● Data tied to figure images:
----------

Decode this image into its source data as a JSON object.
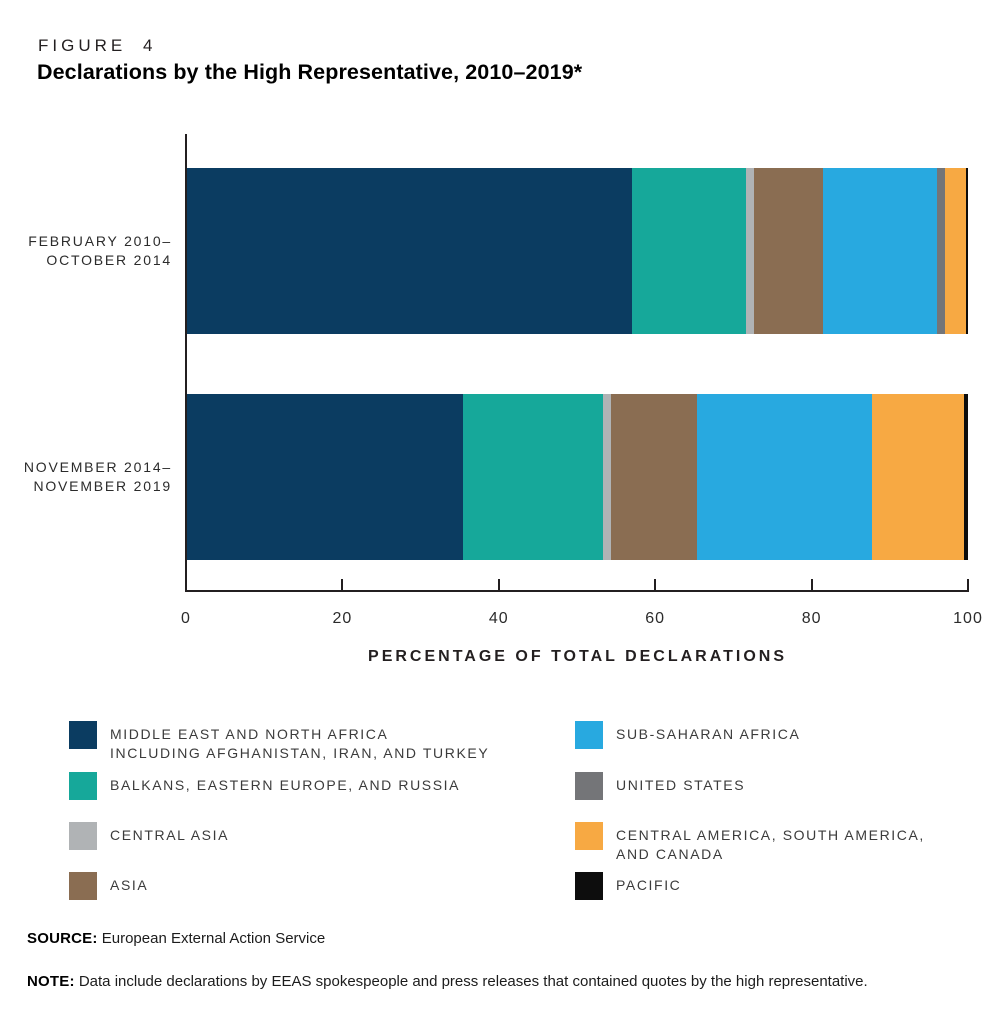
{
  "figure": {
    "label": "FIGURE 4",
    "title": "Declarations by the High Representative, 2010–2019*"
  },
  "chart_data": {
    "type": "bar",
    "orientation": "horizontal",
    "stacked": true,
    "units": "percent",
    "title": "Declarations by the High Representative, 2010–2019*",
    "xlabel": "PERCENTAGE OF TOTAL DECLARATIONS",
    "ylabel": "",
    "xlim": [
      0,
      100
    ],
    "x_ticks": [
      0,
      20,
      40,
      60,
      80,
      100
    ],
    "grid": false,
    "legend_position": "bottom",
    "categories": [
      [
        "FEBRUARY 2010–",
        "OCTOBER 2014"
      ],
      [
        "NOVEMBER 2014–",
        "NOVEMBER 2019"
      ]
    ],
    "series": [
      {
        "name": "MIDDLE EAST AND NORTH AFRICA INCLUDING AFGHANISTAN, IRAN, AND TURKEY",
        "color": "#0b3c61",
        "values": [
          57.0,
          35.4
        ]
      },
      {
        "name": "BALKANS, EASTERN EUROPE, AND RUSSIA",
        "color": "#16a89a",
        "values": [
          14.6,
          17.9
        ]
      },
      {
        "name": "CENTRAL ASIA",
        "color": "#b0b3b5",
        "values": [
          1.0,
          1.0
        ]
      },
      {
        "name": "ASIA",
        "color": "#8a6d52",
        "values": [
          8.8,
          11.0
        ]
      },
      {
        "name": "SUB-SAHARAN AFRICA",
        "color": "#28a9e0",
        "values": [
          14.6,
          22.4
        ]
      },
      {
        "name": "UNITED STATES",
        "color": "#747578",
        "values": [
          1.0,
          0.0
        ]
      },
      {
        "name": "CENTRAL AMERICA, SOUTH AMERICA, AND CANADA",
        "color": "#f7a943",
        "values": [
          2.7,
          11.8
        ]
      },
      {
        "name": "PACIFIC",
        "color": "#0d0d0d",
        "values": [
          0.3,
          0.5
        ]
      }
    ]
  },
  "legend": {
    "left_column": [
      {
        "lines": [
          "MIDDLE EAST AND NORTH AFRICA",
          "INCLUDING AFGHANISTAN, IRAN, AND TURKEY"
        ],
        "color": "#0b3c61"
      },
      {
        "lines": [
          "BALKANS, EASTERN EUROPE, AND RUSSIA"
        ],
        "color": "#16a89a"
      },
      {
        "lines": [
          "CENTRAL ASIA"
        ],
        "color": "#b0b3b5"
      },
      {
        "lines": [
          "ASIA"
        ],
        "color": "#8a6d52"
      }
    ],
    "right_column": [
      {
        "lines": [
          "SUB-SAHARAN AFRICA"
        ],
        "color": "#28a9e0"
      },
      {
        "lines": [
          "UNITED STATES"
        ],
        "color": "#747578"
      },
      {
        "lines": [
          "CENTRAL AMERICA, SOUTH AMERICA,",
          "AND CANADA"
        ],
        "color": "#f7a943"
      },
      {
        "lines": [
          "PACIFIC"
        ],
        "color": "#0d0d0d"
      }
    ]
  },
  "source": {
    "label": "SOURCE:",
    "text": "European External Action Service"
  },
  "note": {
    "label": "NOTE:",
    "text": "Data include declarations by EEAS spokespeople and press releases that contained quotes by the high representative."
  }
}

----------

● Exercise description: Copy each line of the listing in which the word "name" can be found.

● Completed exercise:
        "name": "MIDDLE EAST AND NORTH AFRICA INCLUDING AFGHANISTAN, IRAN, AND TURKEY",
        "name": "BALKANS, EASTERN EUROPE, AND RUSSIA",
        "name": "CENTRAL ASIA",
        "name": "ASIA",
        "name": "SUB-SAHARAN AFRICA",
        "name": "UNITED STATES",
        "name": "CENTRAL AMERICA, SOUTH AMERICA, AND CANADA",
        "name": "PACIFIC",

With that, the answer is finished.